- Aim of the task: Extract every record, keeping each one exactly as it is.

- Records to process:
— Begin —
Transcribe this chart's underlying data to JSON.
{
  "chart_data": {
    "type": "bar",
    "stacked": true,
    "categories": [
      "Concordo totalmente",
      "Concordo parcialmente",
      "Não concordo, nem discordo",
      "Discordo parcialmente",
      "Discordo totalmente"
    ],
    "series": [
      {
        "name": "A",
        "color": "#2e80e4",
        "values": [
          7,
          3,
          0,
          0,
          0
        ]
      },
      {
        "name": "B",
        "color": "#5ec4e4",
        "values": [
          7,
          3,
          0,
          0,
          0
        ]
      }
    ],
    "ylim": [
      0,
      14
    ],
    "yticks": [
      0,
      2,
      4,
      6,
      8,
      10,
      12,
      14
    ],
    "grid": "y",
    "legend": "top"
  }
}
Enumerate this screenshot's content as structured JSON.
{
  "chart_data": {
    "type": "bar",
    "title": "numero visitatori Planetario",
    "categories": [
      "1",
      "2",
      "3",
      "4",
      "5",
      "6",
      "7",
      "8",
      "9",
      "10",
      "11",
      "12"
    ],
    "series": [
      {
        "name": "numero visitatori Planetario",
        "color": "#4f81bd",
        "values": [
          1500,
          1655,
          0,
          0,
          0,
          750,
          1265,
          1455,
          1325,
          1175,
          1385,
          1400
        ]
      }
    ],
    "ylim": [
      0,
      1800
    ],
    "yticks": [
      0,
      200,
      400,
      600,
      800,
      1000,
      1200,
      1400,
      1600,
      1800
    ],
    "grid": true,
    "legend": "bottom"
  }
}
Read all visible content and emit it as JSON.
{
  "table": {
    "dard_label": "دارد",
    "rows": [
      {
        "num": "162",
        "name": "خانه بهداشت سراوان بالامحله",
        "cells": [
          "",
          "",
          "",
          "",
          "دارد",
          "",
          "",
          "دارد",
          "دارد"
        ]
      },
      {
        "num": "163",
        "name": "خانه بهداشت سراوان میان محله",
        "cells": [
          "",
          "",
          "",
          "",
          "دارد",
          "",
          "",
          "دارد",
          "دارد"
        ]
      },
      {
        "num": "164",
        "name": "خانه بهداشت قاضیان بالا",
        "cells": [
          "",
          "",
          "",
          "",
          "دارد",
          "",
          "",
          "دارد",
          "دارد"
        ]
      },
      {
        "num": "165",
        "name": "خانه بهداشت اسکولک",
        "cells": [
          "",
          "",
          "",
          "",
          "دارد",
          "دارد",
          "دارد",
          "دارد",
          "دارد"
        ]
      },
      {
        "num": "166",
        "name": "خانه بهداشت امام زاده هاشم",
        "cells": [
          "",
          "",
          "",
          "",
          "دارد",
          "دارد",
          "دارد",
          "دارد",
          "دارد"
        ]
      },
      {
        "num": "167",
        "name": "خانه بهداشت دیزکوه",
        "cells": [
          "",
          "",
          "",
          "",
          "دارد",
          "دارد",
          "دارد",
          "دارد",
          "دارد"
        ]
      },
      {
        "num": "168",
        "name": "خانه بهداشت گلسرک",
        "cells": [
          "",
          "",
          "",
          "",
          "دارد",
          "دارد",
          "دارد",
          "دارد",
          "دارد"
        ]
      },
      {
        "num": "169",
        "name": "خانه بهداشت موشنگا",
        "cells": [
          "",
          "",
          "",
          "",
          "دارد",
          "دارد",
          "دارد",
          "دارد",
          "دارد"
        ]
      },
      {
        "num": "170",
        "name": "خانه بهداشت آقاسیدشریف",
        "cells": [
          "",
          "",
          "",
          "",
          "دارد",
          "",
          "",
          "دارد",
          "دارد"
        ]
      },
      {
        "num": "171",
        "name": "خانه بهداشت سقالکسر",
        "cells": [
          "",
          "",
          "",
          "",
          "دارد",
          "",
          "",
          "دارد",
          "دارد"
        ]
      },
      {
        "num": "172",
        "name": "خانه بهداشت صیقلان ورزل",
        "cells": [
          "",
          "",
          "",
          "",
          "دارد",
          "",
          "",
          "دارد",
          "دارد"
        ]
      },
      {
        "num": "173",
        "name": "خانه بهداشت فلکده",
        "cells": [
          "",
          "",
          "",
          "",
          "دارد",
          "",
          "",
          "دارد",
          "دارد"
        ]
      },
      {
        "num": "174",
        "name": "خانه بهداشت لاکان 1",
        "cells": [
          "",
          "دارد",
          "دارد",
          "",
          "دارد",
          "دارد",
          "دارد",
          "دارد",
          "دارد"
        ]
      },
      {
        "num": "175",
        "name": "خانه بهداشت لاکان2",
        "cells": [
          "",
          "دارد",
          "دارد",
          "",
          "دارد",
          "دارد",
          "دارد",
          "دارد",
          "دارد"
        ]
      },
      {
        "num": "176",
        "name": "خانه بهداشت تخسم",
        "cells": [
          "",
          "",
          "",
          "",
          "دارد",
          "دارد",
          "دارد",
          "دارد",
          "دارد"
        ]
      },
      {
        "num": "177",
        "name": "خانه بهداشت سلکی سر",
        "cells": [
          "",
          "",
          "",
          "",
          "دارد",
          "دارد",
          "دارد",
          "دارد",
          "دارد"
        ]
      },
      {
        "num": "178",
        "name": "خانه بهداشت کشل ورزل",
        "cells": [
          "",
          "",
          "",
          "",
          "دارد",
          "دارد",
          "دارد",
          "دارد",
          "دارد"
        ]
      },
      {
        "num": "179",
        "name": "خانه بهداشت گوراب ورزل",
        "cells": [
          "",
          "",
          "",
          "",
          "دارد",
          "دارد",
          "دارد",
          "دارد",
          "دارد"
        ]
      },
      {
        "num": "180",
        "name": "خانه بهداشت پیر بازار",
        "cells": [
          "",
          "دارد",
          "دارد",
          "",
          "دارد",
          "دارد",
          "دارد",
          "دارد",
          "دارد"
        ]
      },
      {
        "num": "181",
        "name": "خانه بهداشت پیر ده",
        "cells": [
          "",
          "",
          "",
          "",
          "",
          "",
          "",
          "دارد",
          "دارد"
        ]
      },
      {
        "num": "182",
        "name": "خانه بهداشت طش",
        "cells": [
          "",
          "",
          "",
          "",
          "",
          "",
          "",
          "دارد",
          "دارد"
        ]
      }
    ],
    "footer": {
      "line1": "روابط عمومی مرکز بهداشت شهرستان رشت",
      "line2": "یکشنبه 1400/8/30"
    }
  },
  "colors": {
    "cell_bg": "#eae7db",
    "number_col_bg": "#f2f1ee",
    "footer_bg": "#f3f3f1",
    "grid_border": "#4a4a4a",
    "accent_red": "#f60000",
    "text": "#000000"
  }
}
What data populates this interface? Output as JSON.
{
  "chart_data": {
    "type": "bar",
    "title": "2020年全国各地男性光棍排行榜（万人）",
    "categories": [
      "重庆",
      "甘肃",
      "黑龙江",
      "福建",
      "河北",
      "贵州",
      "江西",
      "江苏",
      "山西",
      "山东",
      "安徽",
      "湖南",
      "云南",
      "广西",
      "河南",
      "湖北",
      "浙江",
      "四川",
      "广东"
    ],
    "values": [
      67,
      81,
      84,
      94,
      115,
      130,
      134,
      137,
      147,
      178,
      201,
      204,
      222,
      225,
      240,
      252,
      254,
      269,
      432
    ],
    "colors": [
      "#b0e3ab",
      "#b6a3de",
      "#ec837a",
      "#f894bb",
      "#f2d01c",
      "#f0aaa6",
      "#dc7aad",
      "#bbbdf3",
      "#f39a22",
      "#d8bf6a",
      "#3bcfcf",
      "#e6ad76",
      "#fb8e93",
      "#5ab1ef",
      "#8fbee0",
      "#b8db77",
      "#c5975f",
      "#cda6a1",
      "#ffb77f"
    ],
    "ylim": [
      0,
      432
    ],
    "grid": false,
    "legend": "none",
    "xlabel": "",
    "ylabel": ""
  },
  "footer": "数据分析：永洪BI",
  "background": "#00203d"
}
— End —
- The answer:
Transcribe this chart's underlying data to JSON.
{
  "chart_data": {
    "type": "bar",
    "stacked": true,
    "categories": [
      "Concordo totalmente",
      "Concordo parcialmente",
      "Não concordo, nem discordo",
      "Discordo parcialmente",
      "Discordo totalmente"
    ],
    "series": [
      {
        "name": "A",
        "color": "#2e80e4",
        "values": [
          7,
          3,
          0,
          0,
          0
        ]
      },
      {
        "name": "B",
        "color": "#5ec4e4",
        "values": [
          7,
          3,
          0,
          0,
          0
        ]
      }
    ],
    "ylim": [
      0,
      14
    ],
    "yticks": [
      0,
      2,
      4,
      6,
      8,
      10,
      12,
      14
    ],
    "grid": "y",
    "legend": "top"
  }
}
Enumerate this screenshot's content as structured JSON.
{
  "chart_data": {
    "type": "bar",
    "title": "numero visitatori Planetario",
    "categories": [
      "1",
      "2",
      "3",
      "4",
      "5",
      "6",
      "7",
      "8",
      "9",
      "10",
      "11",
      "12"
    ],
    "series": [
      {
        "name": "numero visitatori Planetario",
        "color": "#4f81bd",
        "values": [
          1500,
          1655,
          0,
          0,
          0,
          750,
          1265,
          1455,
          1325,
          1175,
          1385,
          1400
        ]
      }
    ],
    "ylim": [
      0,
      1800
    ],
    "yticks": [
      0,
      200,
      400,
      600,
      800,
      1000,
      1200,
      1400,
      1600,
      1800
    ],
    "grid": true,
    "legend": "bottom"
  }
}
Read all visible content and emit it as JSON.
{
  "table": {
    "dard_label": "دارد",
    "rows": [
      {
        "num": "162",
        "name": "خانه بهداشت سراوان بالامحله",
        "cells": [
          "",
          "",
          "",
          "",
          "دارد",
          "",
          "",
          "دارد",
          "دارد"
        ]
      },
      {
        "num": "163",
        "name": "خانه بهداشت سراوان میان محله",
        "cells": [
          "",
          "",
          "",
          "",
          "دارد",
          "",
          "",
          "دارد",
          "دارد"
        ]
      },
      {
        "num": "164",
        "name": "خانه بهداشت قاضیان بالا",
        "cells": [
          "",
          "",
          "",
          "",
          "دارد",
          "",
          "",
          "دارد",
          "دارد"
        ]
      },
      {
        "num": "165",
        "name": "خانه بهداشت اسکولک",
        "cells": [
          "",
          "",
          "",
          "",
          "دارد",
          "دارد",
          "دارد",
          "دارد",
          "دارد"
        ]
      },
      {
        "num": "166",
        "name": "خانه بهداشت امام زاده هاشم",
        "cells": [
          "",
          "",
          "",
          "",
          "دارد",
          "دارد",
          "دارد",
          "دارد",
          "دارد"
        ]
      },
      {
        "num": "167",
        "name": "خانه بهداشت دیزکوه",
        "cells": [
          "",
          "",
          "",
          "",
          "دارد",
          "دارد",
          "دارد",
          "دارد",
          "دارد"
        ]
      },
      {
        "num": "168",
        "name": "خانه بهداشت گلسرک",
        "cells": [
          "",
          "",
          "",
          "",
          "دارد",
          "دارد",
          "دارد",
          "دارد",
          "دارد"
        ]
      },
      {
        "num": "169",
        "name": "خانه بهداشت موشنگا",
        "cells": [
          "",
          "",
          "",
          "",
          "دارد",
          "دارد",
          "دارد",
          "دارد",
          "دارد"
        ]
      },
      {
        "num": "170",
        "name": "خانه بهداشت آقاسیدشریف",
        "cells": [
          "",
          "",
          "",
          "",
          "دارد",
          "",
          "",
          "دارد",
          "دارد"
        ]
      },
      {
        "num": "171",
        "name": "خانه بهداشت سقالکسر",
        "cells": [
          "",
          "",
          "",
          "",
          "دارد",
          "",
          "",
          "دارد",
          "دارد"
        ]
      },
      {
        "num": "172",
        "name": "خانه بهداشت صیقلان ورزل",
        "cells": [
          "",
          "",
          "",
          "",
          "دارد",
          "",
          "",
          "دارد",
          "دارد"
        ]
      },
      {
        "num": "173",
        "name": "خانه بهداشت فلکده",
        "cells": [
          "",
          "",
          "",
          "",
          "دارد",
          "",
          "",
          "دارد",
          "دارد"
        ]
      },
      {
        "num": "174",
        "name": "خانه بهداشت لاکان 1",
        "cells": [
          "",
          "دارد",
          "دارد",
          "",
          "دارد",
          "دارد",
          "دارد",
          "دارد",
          "دارد"
        ]
      },
      {
        "num": "175",
        "name": "خانه بهداشت لاکان2",
        "cells": [
          "",
          "دارد",
          "دارد",
          "",
          "دارد",
          "دارد",
          "دارد",
          "دارد",
          "دارد"
        ]
      },
      {
        "num": "176",
        "name": "خانه بهداشت تخسم",
        "cells": [
          "",
          "",
          "",
          "",
          "دارد",
          "دارد",
          "دارد",
          "دارد",
          "دارد"
        ]
      },
      {
        "num": "177",
        "name": "خانه بهداشت سلکی سر",
        "cells": [
          "",
          "",
          "",
          "",
          "دارد",
          "دارد",
          "دارد",
          "دارد",
          "دارد"
        ]
      },
      {
        "num": "178",
        "name": "خانه بهداشت کشل ورزل",
        "cells": [
          "",
          "",
          "",
          "",
          "دارد",
          "دارد",
          "دارد",
          "دارد",
          "دارد"
        ]
      },
      {
        "num": "179",
        "name": "خانه بهداشت گوراب ورزل",
        "cells": [
          "",
          "",
          "",
          "",
          "دارد",
          "دارد",
          "دارد",
          "دارد",
          "دارد"
        ]
      },
      {
        "num": "180",
        "name": "خانه بهداشت پیر بازار",
        "cells": [
          "",
          "دارد",
          "دارد",
          "",
          "دارد",
          "دارد",
          "دارد",
          "دارد",
          "دارد"
        ]
      },
      {
        "num": "181",
        "name": "خانه بهداشت پیر ده",
        "cells": [
          "",
          "",
          "",
          "",
          "",
          "",
          "",
          "دارد",
          "دارد"
        ]
      },
      {
        "num": "182",
        "name": "خانه بهداشت طش",
        "cells": [
          "",
          "",
          "",
          "",
          "",
          "",
          "",
          "دارد",
          "دارد"
        ]
      }
    ],
    "footer": {
      "line1": "روابط عمومی مرکز بهداشت شهرستان رشت",
      "line2": "یکشنبه 1400/8/30"
    }
  },
  "colors": {
    "cell_bg": "#eae7db",
    "number_col_bg": "#f2f1ee",
    "footer_bg": "#f3f3f1",
    "grid_border": "#4a4a4a",
    "accent_red": "#f60000",
    "text": "#000000"
  }
}
What data populates this interface? Output as JSON.
{
  "chart_data": {
    "type": "bar",
    "title": "2020年全国各地男性光棍排行榜（万人）",
    "categories": [
      "重庆",
      "甘肃",
      "黑龙江",
      "福建",
      "河北",
      "贵州",
      "江西",
      "江苏",
      "山西",
      "山东",
      "安徽",
      "湖南",
      "云南",
      "广西",
      "河南",
      "湖北",
      "浙江",
      "四川",
      "广东"
    ],
    "values": [
      67,
      81,
      84,
      94,
      115,
      130,
      134,
      137,
      147,
      178,
      201,
      204,
      222,
      225,
      240,
      252,
      254,
      269,
      432
    ],
    "colors": [
      "#b0e3ab",
      "#b6a3de",
      "#ec837a",
      "#f894bb",
      "#f2d01c",
      "#f0aaa6",
      "#dc7aad",
      "#bbbdf3",
      "#f39a22",
      "#d8bf6a",
      "#3bcfcf",
      "#e6ad76",
      "#fb8e93",
      "#5ab1ef",
      "#8fbee0",
      "#b8db77",
      "#c5975f",
      "#cda6a1",
      "#ffb77f"
    ],
    "ylim": [
      0,
      432
    ],
    "grid": false,
    "legend": "none",
    "xlabel": "",
    "ylabel": ""
  },
  "footer": "数据分析：永洪BI",
  "background": "#00203d"
}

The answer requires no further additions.